-- START EXTRACTED MATERIAL --

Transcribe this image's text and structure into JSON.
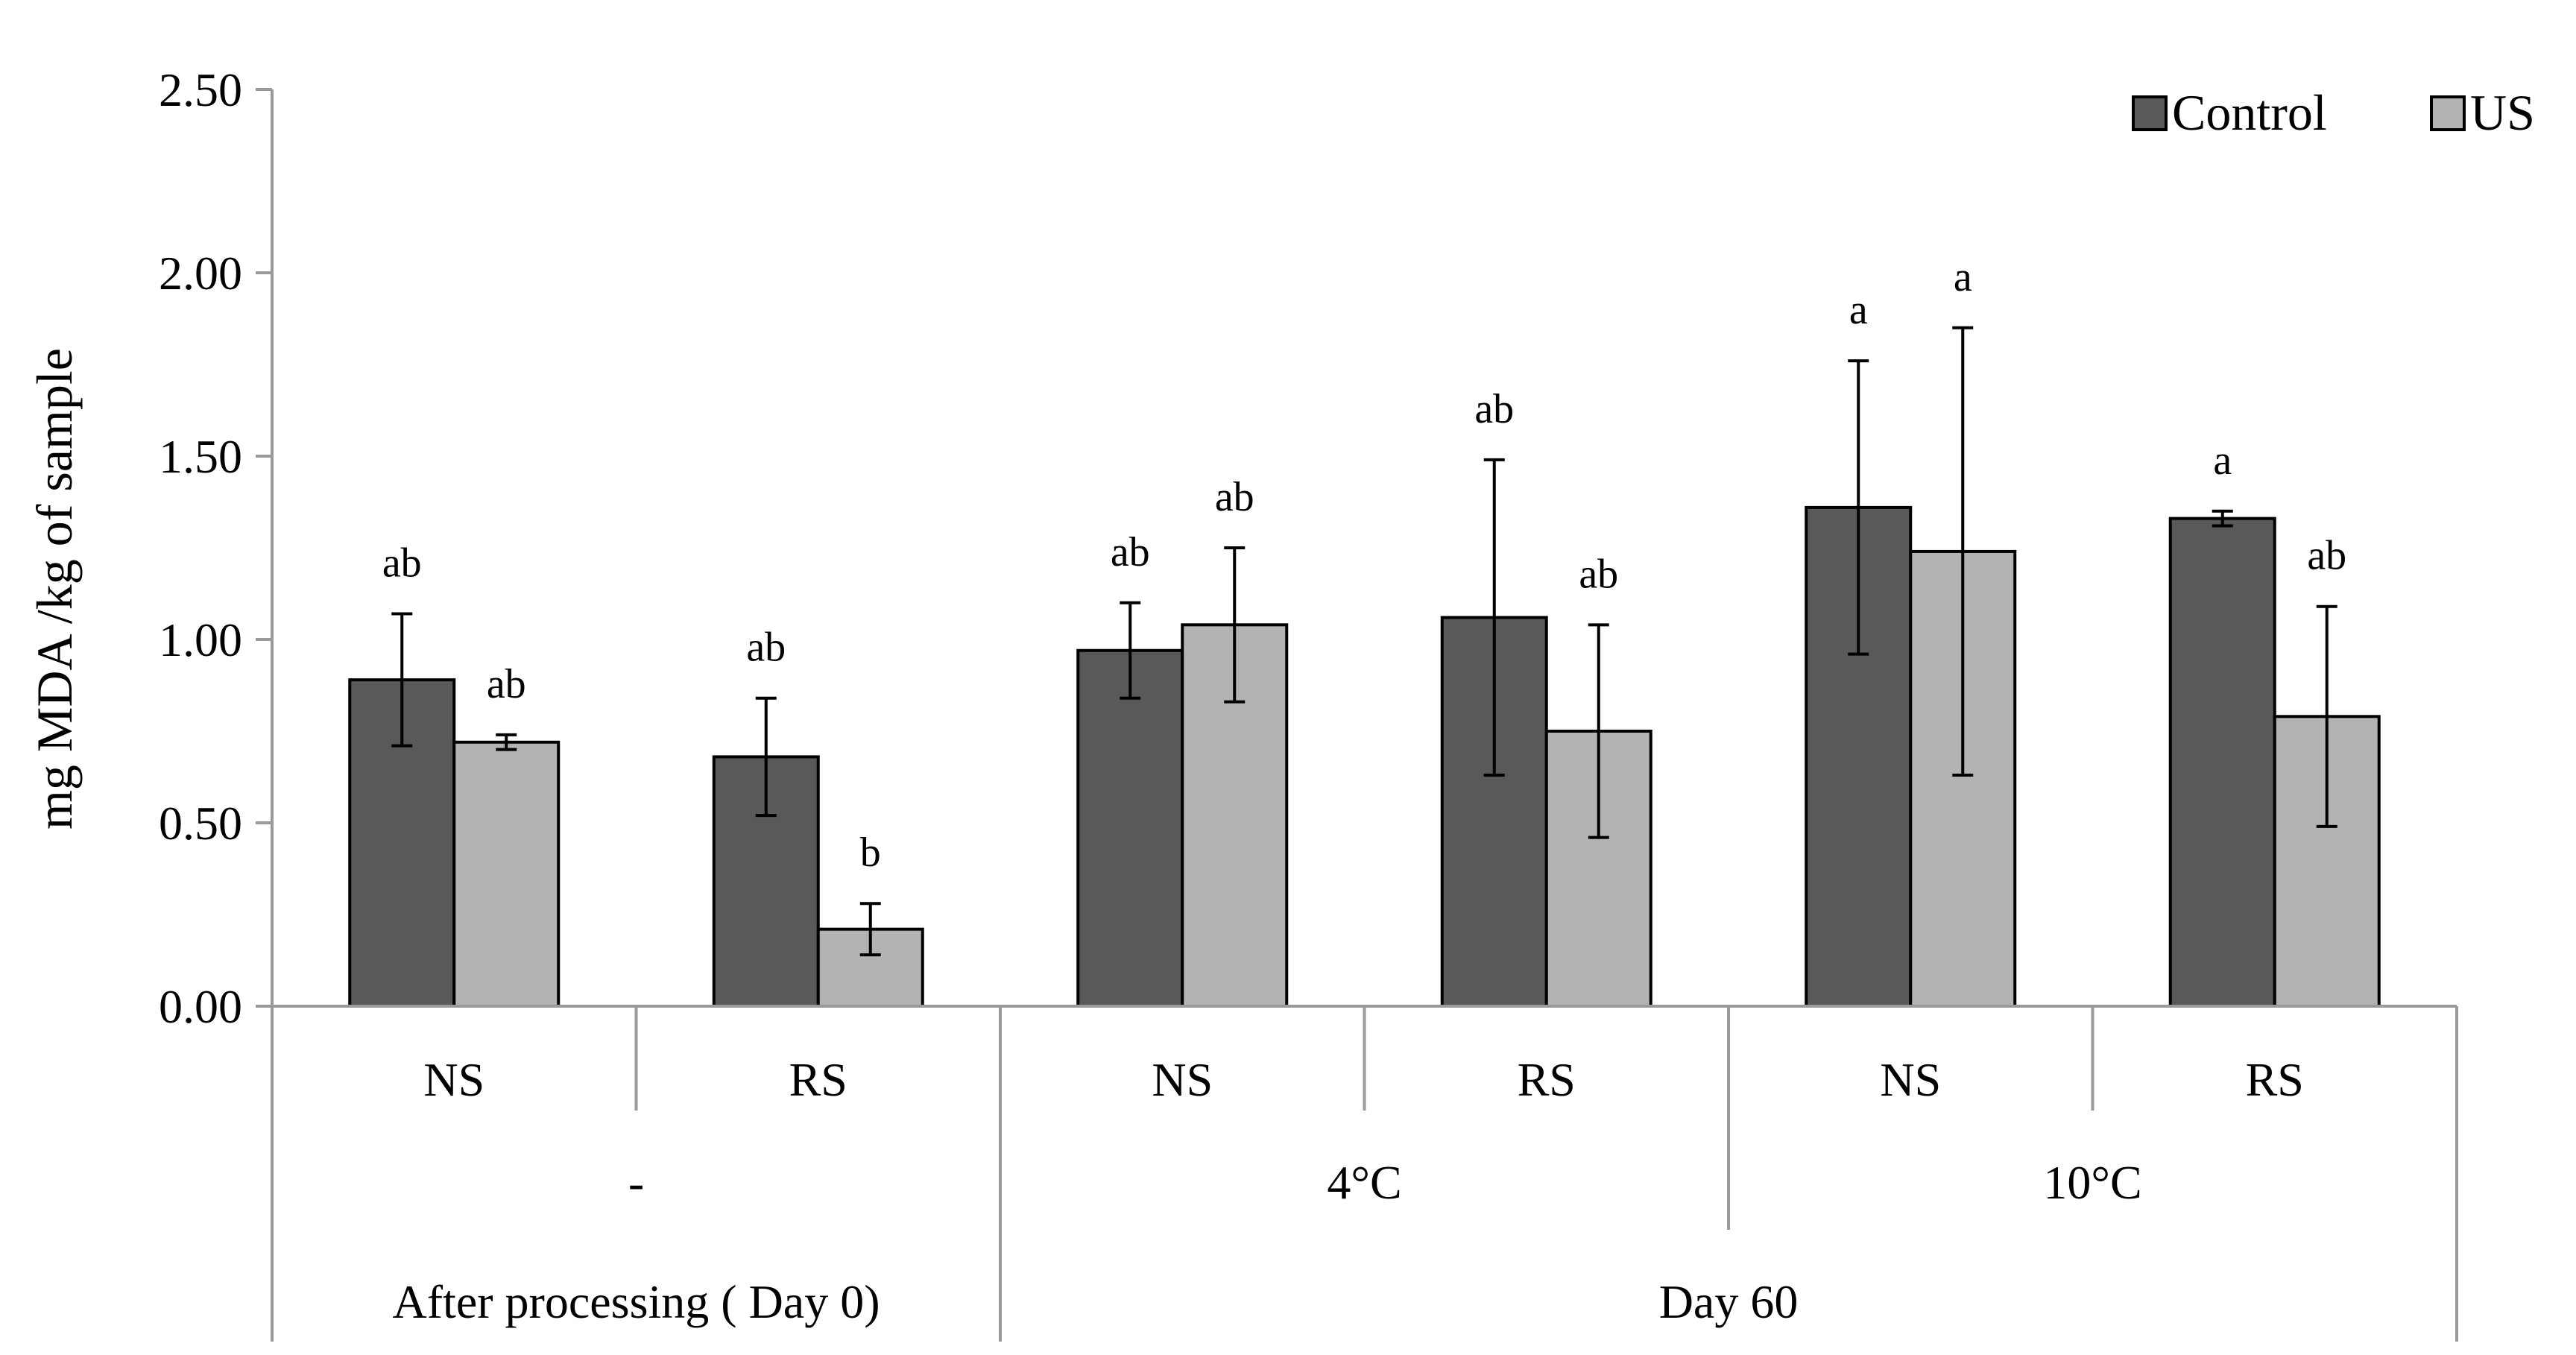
{
  "chart_data": {
    "type": "bar",
    "ylabel": "mg MDA /kg of sample",
    "ylim": [
      0,
      2.5
    ],
    "yticks": [
      "0.00",
      "0.50",
      "1.00",
      "1.50",
      "2.00",
      "2.50"
    ],
    "grid": false,
    "legend_position": "top-right",
    "categories": [
      "NS",
      "RS",
      "NS",
      "RS",
      "NS",
      "RS"
    ],
    "level2": [
      "-",
      "4°C",
      "10°C"
    ],
    "level3": [
      "After processing ( Day 0)",
      "Day 60"
    ],
    "series": [
      {
        "name": "Control",
        "color": "#595959",
        "values": [
          0.89,
          0.68,
          0.97,
          1.06,
          1.36,
          1.33
        ],
        "errors": [
          0.18,
          0.16,
          0.13,
          0.43,
          0.4,
          0.02
        ],
        "labels": [
          "ab",
          "ab",
          "ab",
          "ab",
          "a",
          "a"
        ]
      },
      {
        "name": "US",
        "color": "#b3b3b3",
        "values": [
          0.72,
          0.21,
          1.04,
          0.75,
          1.24,
          0.79
        ],
        "errors": [
          0.02,
          0.07,
          0.21,
          0.29,
          0.61,
          0.3
        ],
        "labels": [
          "ab",
          "b",
          "ab",
          "ab",
          "a",
          "ab"
        ]
      }
    ]
  }
}
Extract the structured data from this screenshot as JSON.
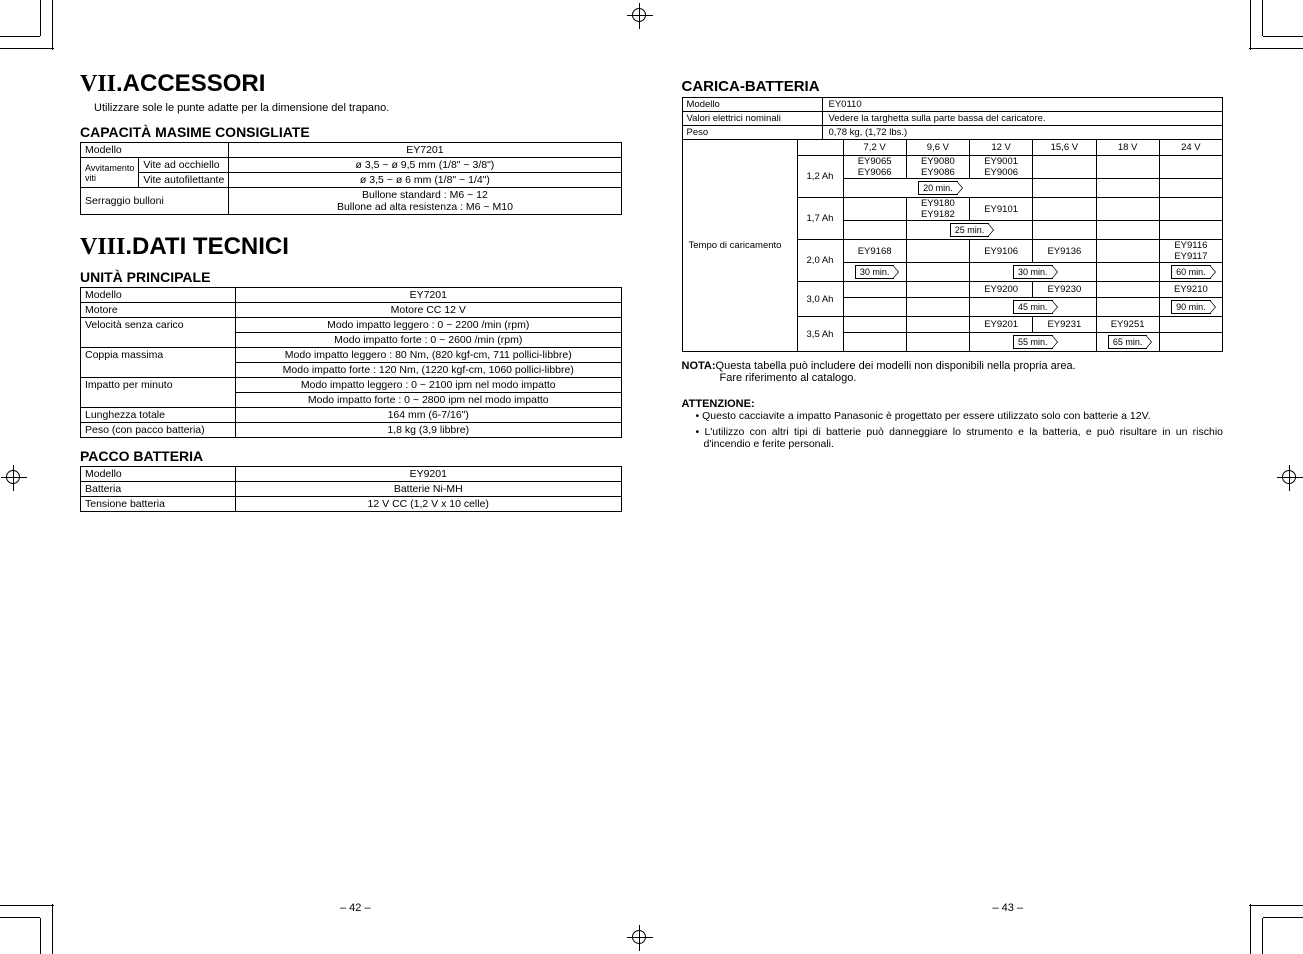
{
  "left": {
    "section7_num": "VII",
    "section7_title": ".ACCESSORI",
    "intro": "Utilizzare sole le punte adatte per la dimensione del trapano.",
    "cap_heading": "CAPACITÀ MASIME CONSIGLIATE",
    "cap": {
      "r1c1": "Modello",
      "r1c2": "EY7201",
      "r2a": "Avvitamento viti",
      "r2b": "Vite ad occhiello",
      "r2c": "ø 3,5 ~ ø 9,5 mm (1/8\" ~ 3/8\")",
      "r3b": "Vite autofilettante",
      "r3c": "ø 3,5 ~ ø 6 mm (1/8\" ~ 1/4\")",
      "r4a": "Serraggio bulloni",
      "r4c1": "Bullone standard : M6 ~ 12",
      "r4c2": "Bullone ad alta resistenza : M6 ~ M10"
    },
    "section8_num": "VIII",
    "section8_title": ".DATI TECNICI",
    "unit_heading": "UNITÀ PRINCIPALE",
    "unit": {
      "r1a": "Modello",
      "r1b": "EY7201",
      "r2a": "Motore",
      "r2b": "Motore CC 12 V",
      "r3a": "Velocità senza carico",
      "r3b": "Modo impatto leggero : 0 ~ 2200 /min (rpm)",
      "r3c": "Modo impatto forte    : 0 ~ 2600 /min (rpm)",
      "r4a": "Coppia massima",
      "r4b": "Modo impatto leggero : 80 Nm, (820 kgf-cm, 711 pollici-libbre)",
      "r4c": "Modo impatto forte    : 120 Nm, (1220 kgf-cm, 1060 pollici-libbre)",
      "r5a": "Impatto per minuto",
      "r5b": "Modo impatto leggero : 0 ~ 2100 ipm nel modo impatto",
      "r5c": "Modo impatto forte    : 0 ~ 2800 ipm nel modo impatto",
      "r6a": "Lunghezza totale",
      "r6b": "164 mm (6-7/16\")",
      "r7a": "Peso (con pacco batteria)",
      "r7b": "1,8 kg (3,9 libbre)"
    },
    "pack_heading": "PACCO BATTERIA",
    "pack": {
      "r1a": "Modello",
      "r1b": "EY9201",
      "r2a": "Batteria",
      "r2b": "Batterie Ni-MH",
      "r3a": "Tensione batteria",
      "r3b": "12 V CC (1,2 V x 10 celle)"
    },
    "page": "– 42 –"
  },
  "right": {
    "charger_heading": "CARICA-BATTERIA",
    "hdr": {
      "r1a": "Modello",
      "r1b": "EY0110",
      "r2a": "Valori elettrici nominali",
      "r2b": "Vedere la targhetta sulla parte bassa del caricatore.",
      "r3a": "Peso",
      "r3b": "0,78 kg, (1,72 lbs.)"
    },
    "time_label": "Tempo di caricamento",
    "volts": [
      "7,2 V",
      "9,6 V",
      "12 V",
      "15,6 V",
      "18 V",
      "24 V"
    ],
    "rows": [
      {
        "ah": "1,2 Ah",
        "cells": [
          "EY9065\nEY9066",
          "EY9080\nEY9086",
          "EY9001\nEY9006",
          "",
          "",
          ""
        ],
        "time": "20 min.",
        "time_span": [
          0,
          2
        ]
      },
      {
        "ah": "1,7 Ah",
        "cells": [
          "",
          "EY9180\nEY9182",
          "EY9101",
          "",
          "",
          ""
        ],
        "time": "25 min.",
        "time_span": [
          1,
          2
        ]
      },
      {
        "ah": "2,0 Ah",
        "cells": [
          "EY9168",
          "",
          "EY9106",
          "EY9136",
          "",
          "EY9116\nEY9117"
        ],
        "time": "30 min.",
        "time_span": [
          0,
          0
        ],
        "time2": "30 min.",
        "time2_span": [
          2,
          3
        ],
        "time3": "60 min.",
        "time3_span": [
          5,
          5
        ]
      },
      {
        "ah": "3,0 Ah",
        "cells": [
          "",
          "",
          "EY9200",
          "EY9230",
          "",
          "EY9210"
        ],
        "time": "45 min.",
        "time_span": [
          2,
          3
        ],
        "time3": "90 min.",
        "time3_span": [
          5,
          5
        ]
      },
      {
        "ah": "3,5 Ah",
        "cells": [
          "",
          "",
          "EY9201",
          "EY9231",
          "EY9251",
          ""
        ],
        "time": "55 min.",
        "time_span": [
          2,
          3
        ],
        "time2": "65 min.",
        "time2_span": [
          4,
          4
        ]
      }
    ],
    "nota_label": "NOTA:",
    "nota_text1": "Questa tabella può includere dei modelli non disponibili nella propria area.",
    "nota_text2": "Fare riferimento al catalogo.",
    "att_label": "ATTENZIONE:",
    "bullet1": "Questo cacciavite a impatto Panasonic è progettato per essere utilizzato solo con batterie a 12V.",
    "bullet2": "L'utilizzo con altri tipi di batterie può danneggiare lo strumento e la batteria, e può risultare in un rischio d'incendio e ferite personali.",
    "page": "– 43 –"
  }
}
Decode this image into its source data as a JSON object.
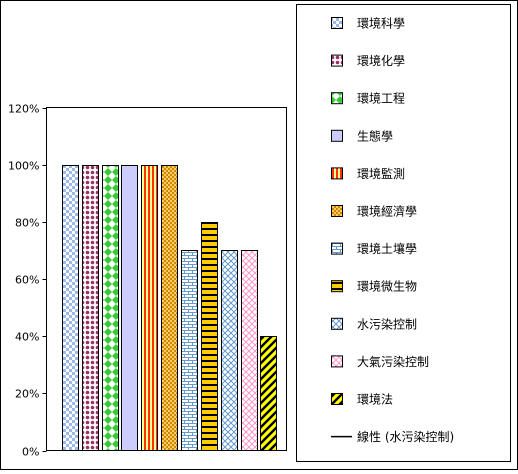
{
  "chart_data": {
    "type": "bar",
    "ylim": [
      0,
      1.2
    ],
    "yticks": [
      "0%",
      "20%",
      "40%",
      "60%",
      "80%",
      "100%",
      "120%"
    ],
    "grid": false,
    "legend_position": "right",
    "series": [
      {
        "name": "環境科學",
        "value": 1.0,
        "pattern": "checker-blue"
      },
      {
        "name": "環境化學",
        "value": 1.0,
        "pattern": "dots-maroon"
      },
      {
        "name": "環境工程",
        "value": 1.0,
        "pattern": "diamond-green"
      },
      {
        "name": "生態學",
        "value": 1.0,
        "pattern": "solid-lavender"
      },
      {
        "name": "環境監測",
        "value": 1.0,
        "pattern": "vstripe-red"
      },
      {
        "name": "環境經濟學",
        "value": 1.0,
        "pattern": "weave-orange"
      },
      {
        "name": "環境土壤學",
        "value": 0.7,
        "pattern": "brick-blue"
      },
      {
        "name": "環境微生物",
        "value": 0.8,
        "pattern": "hstripe-yellow"
      },
      {
        "name": "水污染控制",
        "value": 0.7,
        "pattern": "crosshatch-blue"
      },
      {
        "name": "大氣污染控制",
        "value": 0.7,
        "pattern": "cross-pink"
      },
      {
        "name": "環境法",
        "value": 0.4,
        "pattern": "diag-yellow"
      }
    ],
    "trendline": {
      "name": "線性 (水污染控制)",
      "color": "#000000"
    }
  }
}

-- END EXTRACTED MATERIAL --

▶ **EXERCISE BRIEF**
Set the entries down again exactly. Do not include the images.

▶ **FULL ANSWER**
Transcribe this image's text and structure into JSON.
{
  "chart_data": {
    "type": "bar",
    "ylabel": "mg MDA /kg of sample",
    "ylim": [
      0,
      2.5
    ],
    "yticks": [
      "0.00",
      "0.50",
      "1.00",
      "1.50",
      "2.00",
      "2.50"
    ],
    "grid": false,
    "legend_position": "top-right",
    "categories": [
      "NS",
      "RS",
      "NS",
      "RS",
      "NS",
      "RS"
    ],
    "level2": [
      "-",
      "4°C",
      "10°C"
    ],
    "level3": [
      "After processing ( Day 0)",
      "Day 60"
    ],
    "series": [
      {
        "name": "Control",
        "color": "#595959",
        "values": [
          0.89,
          0.68,
          0.97,
          1.06,
          1.36,
          1.33
        ],
        "errors": [
          0.18,
          0.16,
          0.13,
          0.43,
          0.4,
          0.02
        ],
        "labels": [
          "ab",
          "ab",
          "ab",
          "ab",
          "a",
          "a"
        ]
      },
      {
        "name": "US",
        "color": "#b3b3b3",
        "values": [
          0.72,
          0.21,
          1.04,
          0.75,
          1.24,
          0.79
        ],
        "errors": [
          0.02,
          0.07,
          0.21,
          0.29,
          0.61,
          0.3
        ],
        "labels": [
          "ab",
          "b",
          "ab",
          "ab",
          "a",
          "ab"
        ]
      }
    ]
  }
}
Extract the structured data from this screenshot as JSON.
{
  "left": {
    "section7_num": "VII",
    "section7_title": ".ACCESSORI",
    "intro": "Utilizzare sole le punte adatte per la dimensione del trapano.",
    "cap_heading": "CAPACITÀ MASIME CONSIGLIATE",
    "cap": {
      "r1c1": "Modello",
      "r1c2": "EY7201",
      "r2a": "Avvitamento viti",
      "r2b": "Vite ad occhiello",
      "r2c": "ø 3,5 ~ ø 9,5 mm (1/8\" ~ 3/8\")",
      "r3b": "Vite autofilettante",
      "r3c": "ø 3,5 ~ ø 6 mm (1/8\" ~ 1/4\")",
      "r4a": "Serraggio bulloni",
      "r4c1": "Bullone standard : M6 ~ 12",
      "r4c2": "Bullone ad alta resistenza : M6 ~ M10"
    },
    "section8_num": "VIII",
    "section8_title": ".DATI TECNICI",
    "unit_heading": "UNITÀ PRINCIPALE",
    "unit": {
      "r1a": "Modello",
      "r1b": "EY7201",
      "r2a": "Motore",
      "r2b": "Motore CC 12 V",
      "r3a": "Velocità senza carico",
      "r3b": "Modo impatto leggero : 0 ~ 2200 /min (rpm)",
      "r3c": "Modo impatto forte    : 0 ~ 2600 /min (rpm)",
      "r4a": "Coppia massima",
      "r4b": "Modo impatto leggero : 80 Nm, (820 kgf-cm, 711 pollici-libbre)",
      "r4c": "Modo impatto forte    : 120 Nm, (1220 kgf-cm, 1060 pollici-libbre)",
      "r5a": "Impatto per minuto",
      "r5b": "Modo impatto leggero : 0 ~ 2100 ipm nel modo impatto",
      "r5c": "Modo impatto forte    : 0 ~ 2800 ipm nel modo impatto",
      "r6a": "Lunghezza totale",
      "r6b": "164 mm (6-7/16\")",
      "r7a": "Peso (con pacco batteria)",
      "r7b": "1,8 kg (3,9 libbre)"
    },
    "pack_heading": "PACCO BATTERIA",
    "pack": {
      "r1a": "Modello",
      "r1b": "EY9201",
      "r2a": "Batteria",
      "r2b": "Batterie Ni-MH",
      "r3a": "Tensione batteria",
      "r3b": "12 V CC (1,2 V x 10 celle)"
    },
    "page": "– 42 –"
  },
  "right": {
    "charger_heading": "CARICA-BATTERIA",
    "hdr": {
      "r1a": "Modello",
      "r1b": "EY0110",
      "r2a": "Valori elettrici nominali",
      "r2b": "Vedere la targhetta sulla parte bassa del caricatore.",
      "r3a": "Peso",
      "r3b": "0,78 kg, (1,72 lbs.)"
    },
    "time_label": "Tempo di caricamento",
    "volts": [
      "7,2 V",
      "9,6 V",
      "12 V",
      "15,6 V",
      "18 V",
      "24 V"
    ],
    "rows": [
      {
        "ah": "1,2 Ah",
        "cells": [
          "EY9065\nEY9066",
          "EY9080\nEY9086",
          "EY9001\nEY9006",
          "",
          "",
          ""
        ],
        "time": "20 min.",
        "time_span": [
          0,
          2
        ]
      },
      {
        "ah": "1,7 Ah",
        "cells": [
          "",
          "EY9180\nEY9182",
          "EY9101",
          "",
          "",
          ""
        ],
        "time": "25 min.",
        "time_span": [
          1,
          2
        ]
      },
      {
        "ah": "2,0 Ah",
        "cells": [
          "EY9168",
          "",
          "EY9106",
          "EY9136",
          "",
          "EY9116\nEY9117"
        ],
        "time": "30 min.",
        "time_span": [
          0,
          0
        ],
        "time2": "30 min.",
        "time2_span": [
          2,
          3
        ],
        "time3": "60 min.",
        "time3_span": [
          5,
          5
        ]
      },
      {
        "ah": "3,0 Ah",
        "cells": [
          "",
          "",
          "EY9200",
          "EY9230",
          "",
          "EY9210"
        ],
        "time": "45 min.",
        "time_span": [
          2,
          3
        ],
        "time3": "90 min.",
        "time3_span": [
          5,
          5
        ]
      },
      {
        "ah": "3,5 Ah",
        "cells": [
          "",
          "",
          "EY9201",
          "EY9231",
          "EY9251",
          ""
        ],
        "time": "55 min.",
        "time_span": [
          2,
          3
        ],
        "time2": "65 min.",
        "time2_span": [
          4,
          4
        ]
      }
    ],
    "nota_label": "NOTA:",
    "nota_text1": "Questa tabella può includere dei modelli non disponibili nella propria area.",
    "nota_text2": "Fare riferimento al catalogo.",
    "att_label": "ATTENZIONE:",
    "bullet1": "Questo cacciavite a impatto Panasonic è progettato per essere utilizzato solo con batterie a 12V.",
    "bullet2": "L'utilizzo con altri tipi di batterie può danneggiare lo strumento e la batteria, e può risultare in un rischio d'incendio e ferite personali.",
    "page": "– 43 –"
  }
}
Decode this image into its source data as a JSON object.
{
  "chart_data": {
    "type": "bar",
    "ylim": [
      0,
      1.2
    ],
    "yticks": [
      "0%",
      "20%",
      "40%",
      "60%",
      "80%",
      "100%",
      "120%"
    ],
    "grid": false,
    "legend_position": "right",
    "series": [
      {
        "name": "環境科學",
        "value": 1.0,
        "pattern": "checker-blue"
      },
      {
        "name": "環境化學",
        "value": 1.0,
        "pattern": "dots-maroon"
      },
      {
        "name": "環境工程",
        "value": 1.0,
        "pattern": "diamond-green"
      },
      {
        "name": "生態學",
        "value": 1.0,
        "pattern": "solid-lavender"
      },
      {
        "name": "環境監測",
        "value": 1.0,
        "pattern": "vstripe-red"
      },
      {
        "name": "環境經濟學",
        "value": 1.0,
        "pattern": "weave-orange"
      },
      {
        "name": "環境土壤學",
        "value": 0.7,
        "pattern": "brick-blue"
      },
      {
        "name": "環境微生物",
        "value": 0.8,
        "pattern": "hstripe-yellow"
      },
      {
        "name": "水污染控制",
        "value": 0.7,
        "pattern": "crosshatch-blue"
      },
      {
        "name": "大氣污染控制",
        "value": 0.7,
        "pattern": "cross-pink"
      },
      {
        "name": "環境法",
        "value": 0.4,
        "pattern": "diag-yellow"
      }
    ],
    "trendline": {
      "name": "線性 (水污染控制)",
      "color": "#000000"
    }
  }
}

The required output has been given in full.